> _DIRECTIONS FOR THIS TASK_:
Gather every line below where "value" appears.

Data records
%%

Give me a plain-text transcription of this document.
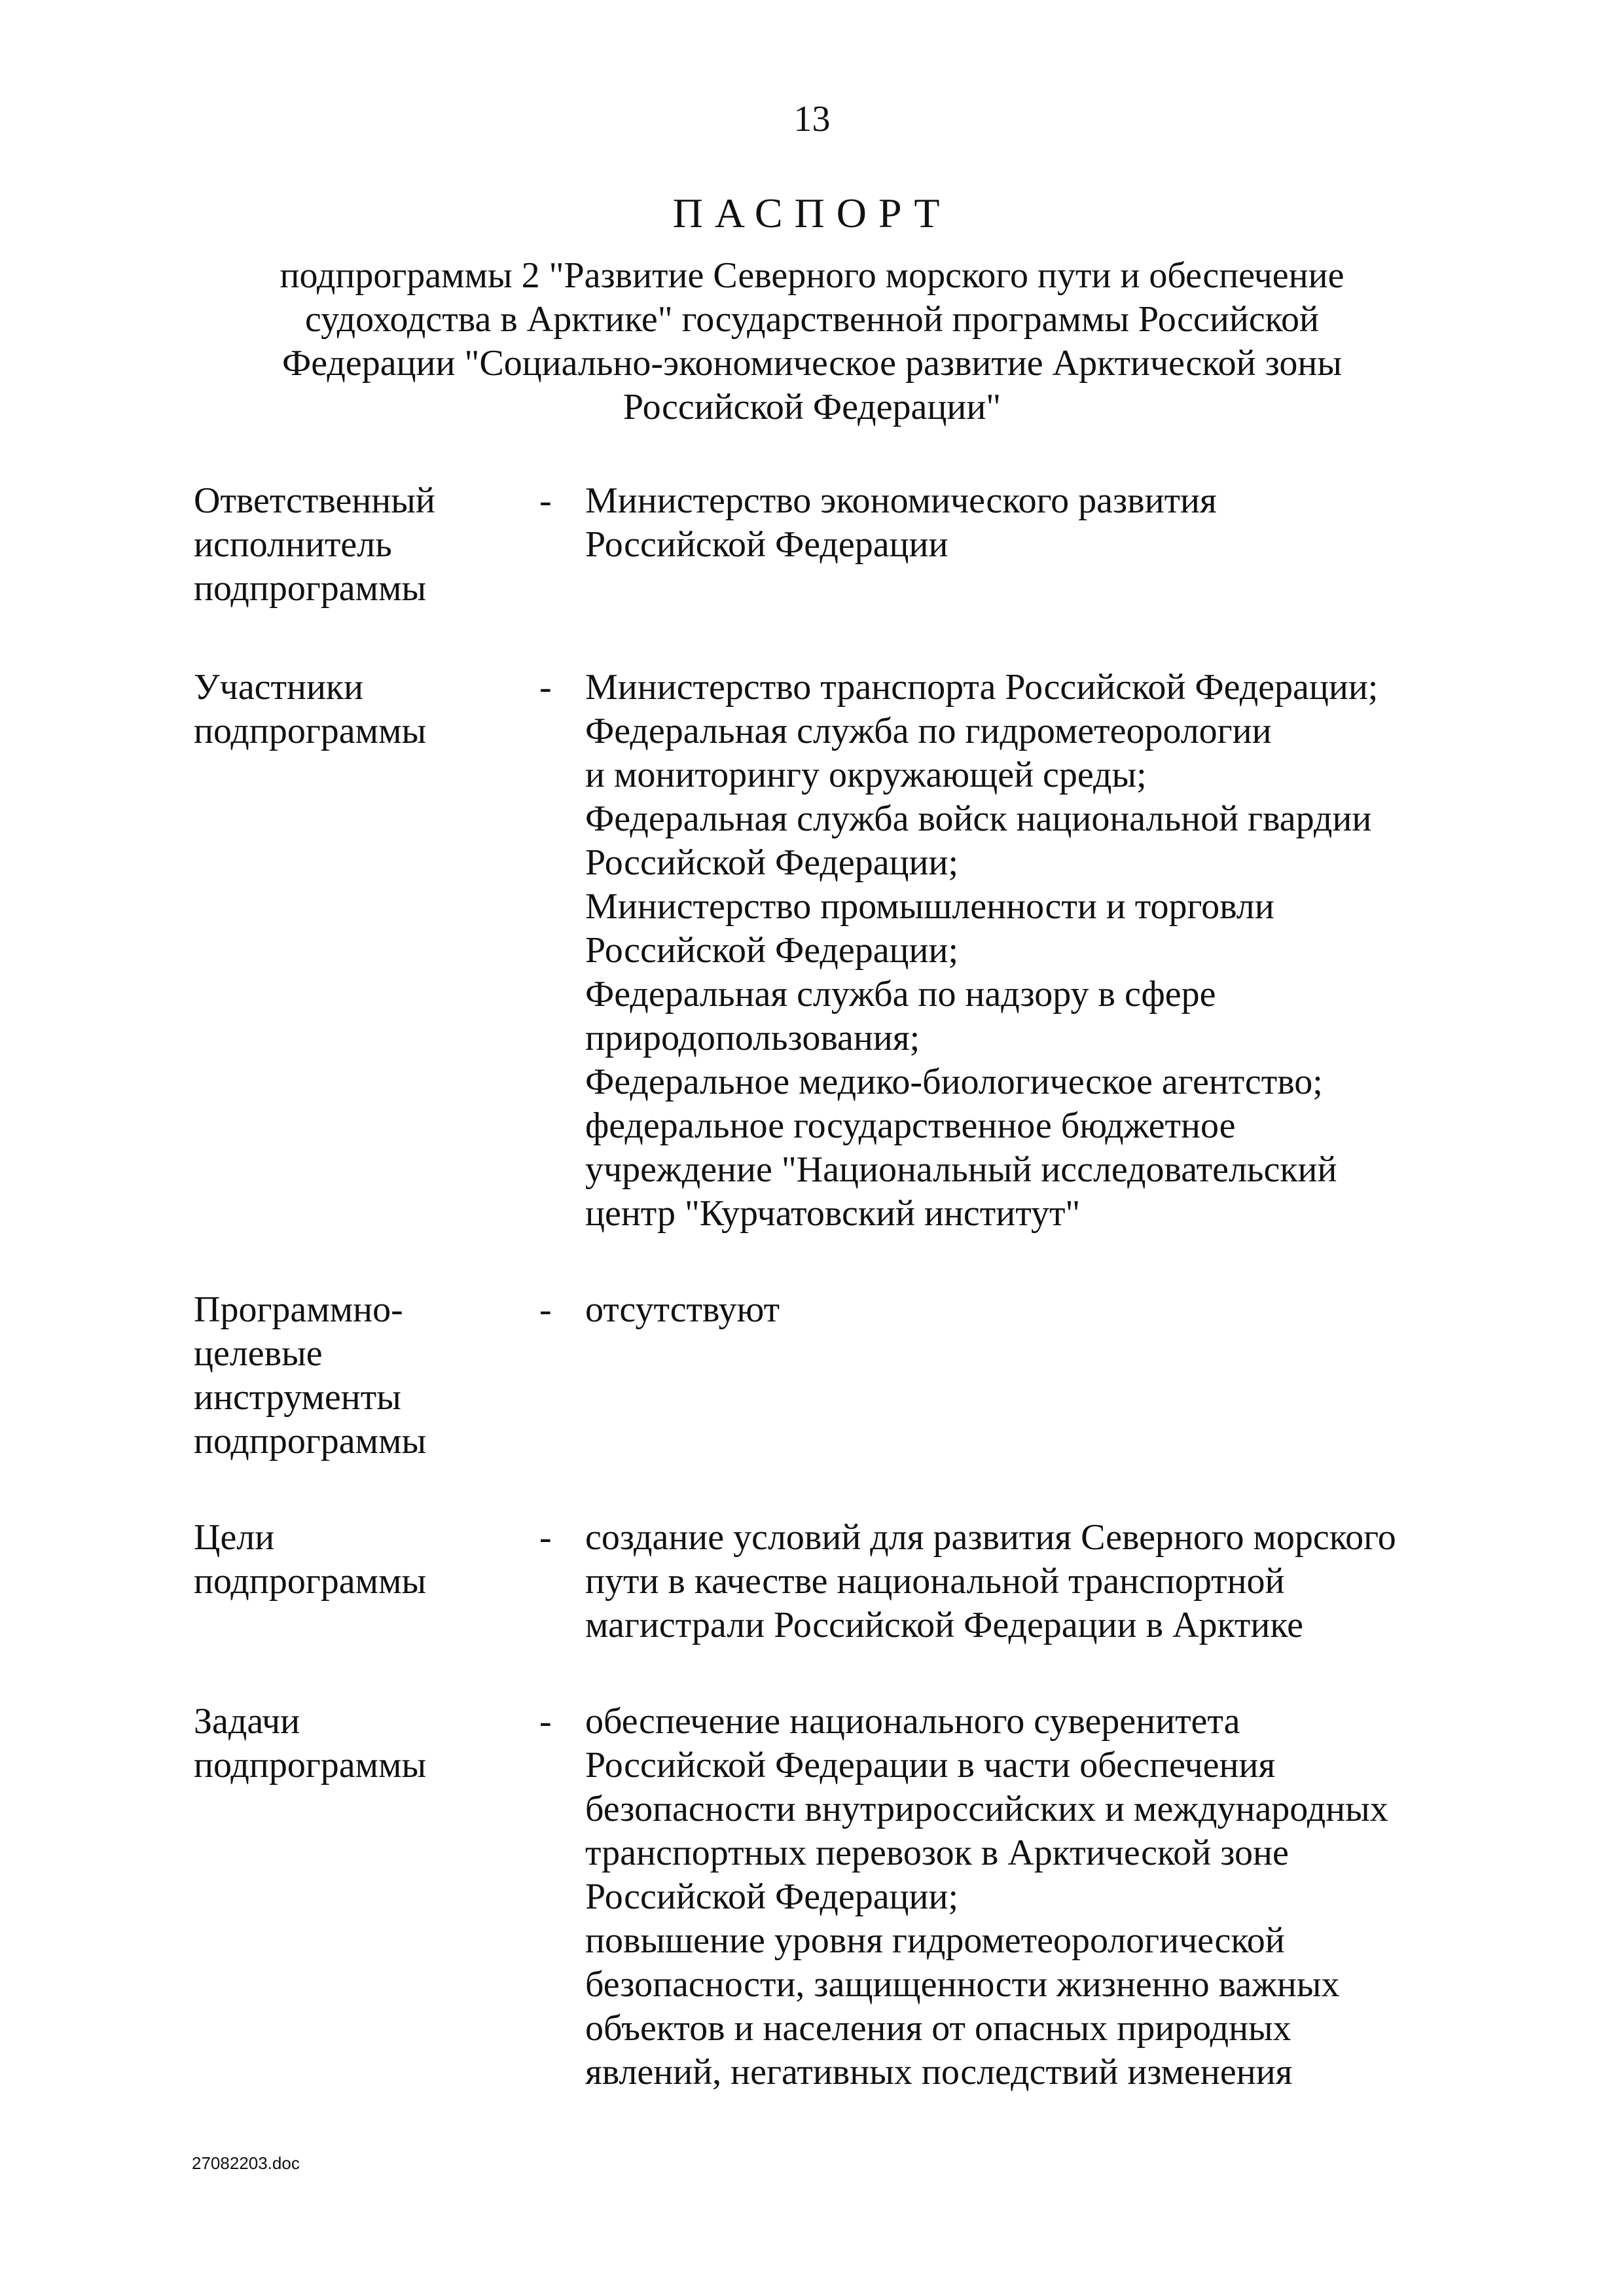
13
ПАСПОРТ
подпрограммы 2 "Развитие Северного морского пути и обеспечение
судоходства в Арктике" государственной программы Российской
Федерации "Социально-экономическое развитие Арктической зоны
Российской Федерации"
Ответственный
исполнитель
подпрограммы
- Министерство экономического развития
Российской Федерации
Участники
подпрограммы
- Министерство транспорта Российской Федерации;
Федеральная служба по гидрометеорологии
и мониторингу окружающей среды;
Федеральная служба войск национальной гвардии
Российской Федерации;
Министерство промышленности и торговли
Российской Федерации;
Федеральная служба по надзору в сфере
природопользования;
Федеральное медико-биологическое агентство;
федеральное государственное бюджетное
учреждение "Национальный исследовательский
центр "Курчатовский институт"
Программно-
целевые
инструменты
подпрограммы
- отсутствуют
Цели
подпрограммы
- создание условий для развития Северного морского
пути в качестве национальной транспортной
магистрали Российской Федерации в Арктике
Задачи
подпрограммы
- обеспечение национального суверенитета
Российской Федерации в части обеспечения
безопасности внутрироссийских и международных
транспортных перевозок в Арктической зоне
Российской Федерации;
повышение уровня гидрометеорологической
безопасности, защищенности жизненно важных
объектов и населения от опасных природных
явлений, негативных последствий изменения
27082203.doc
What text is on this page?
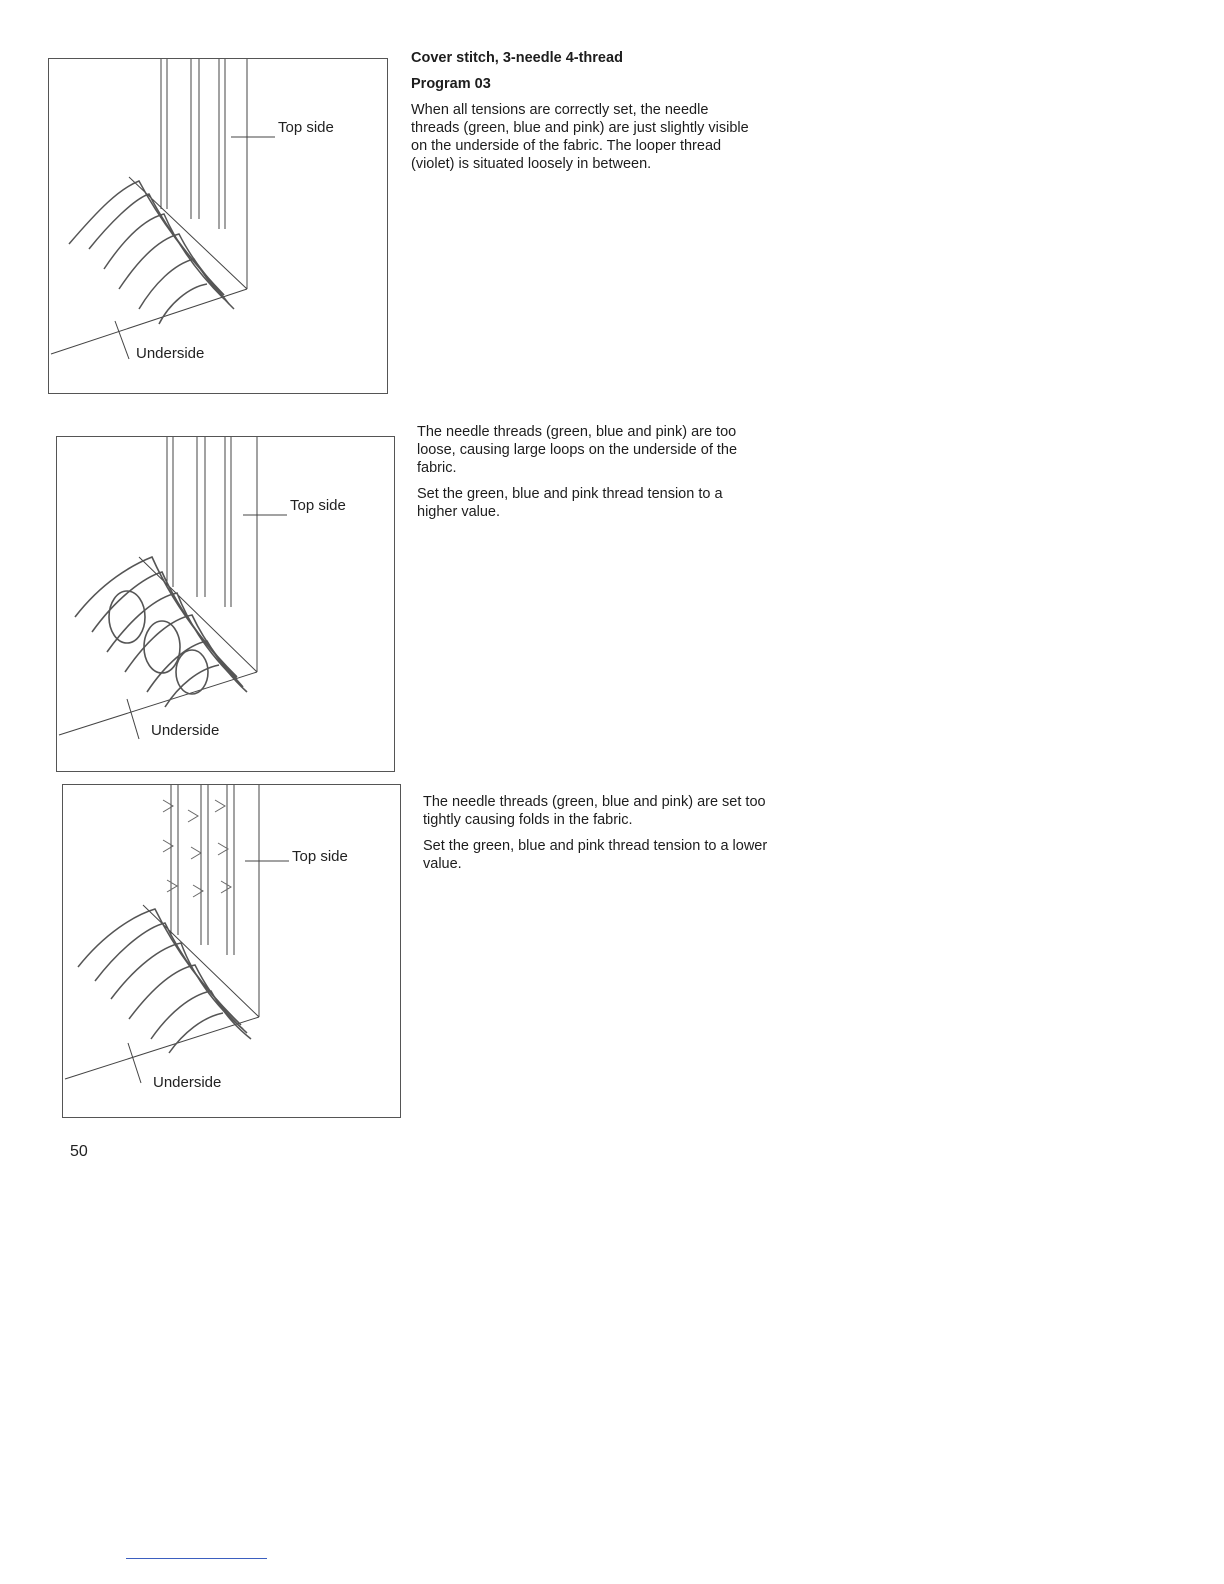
Top side
Underside
Top side
Underside
Top side
Underside
Cover stitch, 3-needle 4-thread
Program 03

When all tensions are correctly set, the needle threads (green, blue and pink) are just slightly visible on the underside of the fabric. The looper thread (violet) is situated loosely in between.

The needle threads (green, blue and pink) are too loose, causing large loops on the underside of the fabric.

Set the green, blue and pink thread tension to a higher value.

The needle threads (green, blue and pink) are set too tightly causing folds in the fabric.

Set the green, blue and pink thread tension to a lower value.

50
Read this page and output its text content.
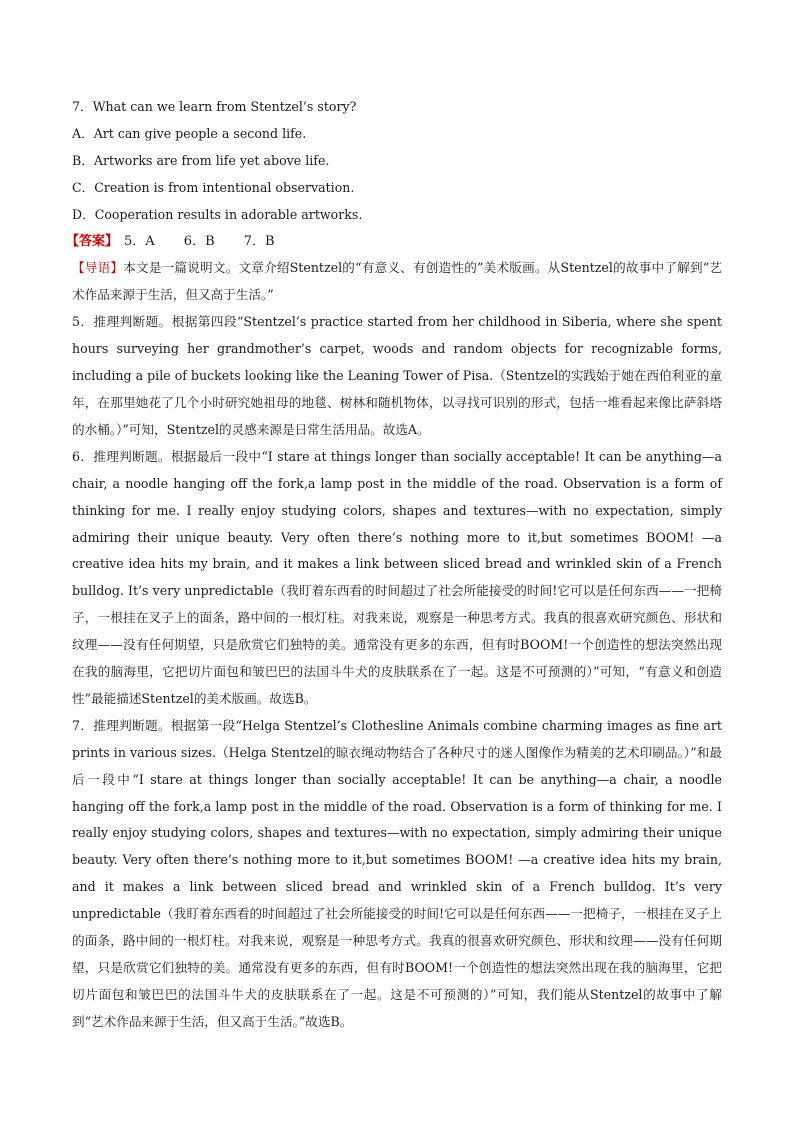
7．What can we learn from Stentzel’s story?
A．Art can give people a second life.
B．Artworks are from life yet above life.
C．Creation is from intentional observation.
D．Cooperation results in adorable artworks.
【答案】 5．A　 6．B　 7．B

【导语】本文是一篇说明文。文章介绍Stentzel的“有意义、有创造性的”美术版画。从Stentzel的故事中了解到“艺术作品来源于生活，但又高于生活。”

5．推理判断题。根据第四段“Stentzel’s practice started from her childhood in Siberia, where she spent hours surveying her grandmother’s carpet, woods and random objects for recognizable forms, including a pile of buckets looking like the Leaning Tower of Pisa.（Stentzel的实践始于她在西伯利亚的童年，在那里她花了几个小时研究她祖母的地毯、树林和随机物体，以寻找可识别的形式，包括一堆看起来像比萨斜塔的水桶。）”可知，Stentzel的灵感来源是日常生活用品。故选A。

6．推理判断题。根据最后一段中“I stare at things longer than socially acceptable! It can be anything—a chair, a noodle hanging off the fork,a lamp post in the middle of the road. Observation is a form of thinking for me. I really enjoy studying colors, shapes and textures—with no expectation, simply admiring their unique beauty. Very often there’s nothing more to it,but sometimes BOOM! —a creative idea hits my brain, and it makes a link between sliced bread and wrinkled skin of a French bulldog. It’s very unpredictable（我盯着东西看的时间超过了社会所能接受的时间!它可以是任何东西——一把椅子，一根挂在叉子上的面条，路中间的一根灯柱。对我来说，观察是一种思考方式。我真的很喜欢研究颜色、形状和纹理——没有任何期望，只是欣赏它们独特的美。通常没有更多的东西，但有时BOOM!一个创造性的想法突然出现在我的脑海里，它把切片面包和皱巴巴的法国斗牛犬的皮肤联系在了一起。这是不可预测的）”可知，“有意义和创造性”最能描述Stentzel的美术版画。故选B。

7．推理判断题。根据第一段“Helga Stentzel’s Clothesline Animals combine charming images as fine art prints in various sizes.（Helga Stentzel的晾衣绳动物结合了各种尺寸的迷人图像作为精美的艺术印刷品。）”和最后一段中“I stare at things longer than socially acceptable! It can be anything—a chair, a noodle hanging off the fork,a lamp post in the middle of the road. Observation is a form of thinking for me. I really enjoy studying colors, shapes and textures—with no expectation, simply admiring their unique beauty. Very often there’s nothing more to it,but sometimes BOOM! —a creative idea hits my brain, and it makes a link between sliced bread and wrinkled skin of a French bulldog. It’s very unpredictable（我盯着东西看的时间超过了社会所能接受的时间!它可以是任何东西——一把椅子，一根挂在叉子上的面条，路中间的一根灯柱。对我来说，观察是一种思考方式。我真的很喜欢研究颜色、形状和纹理——没有任何期望，只是欣赏它们独特的美。通常没有更多的东西，但有时BOOM!一个创造性的想法突然出现在我的脑海里，它把切片面包和皱巴巴的法国斗牛犬的皮肤联系在了一起。这是不可预测的）”可知，我们能从Stentzel的故事中了解到“艺术作品来源于生活，但又高于生活。”故选B。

%%

> _REPLY TO THE EXERCISE_:
Set the green, blue and pink thread tension to a higher value.
Set the green, blue and pink thread tension to a lower value.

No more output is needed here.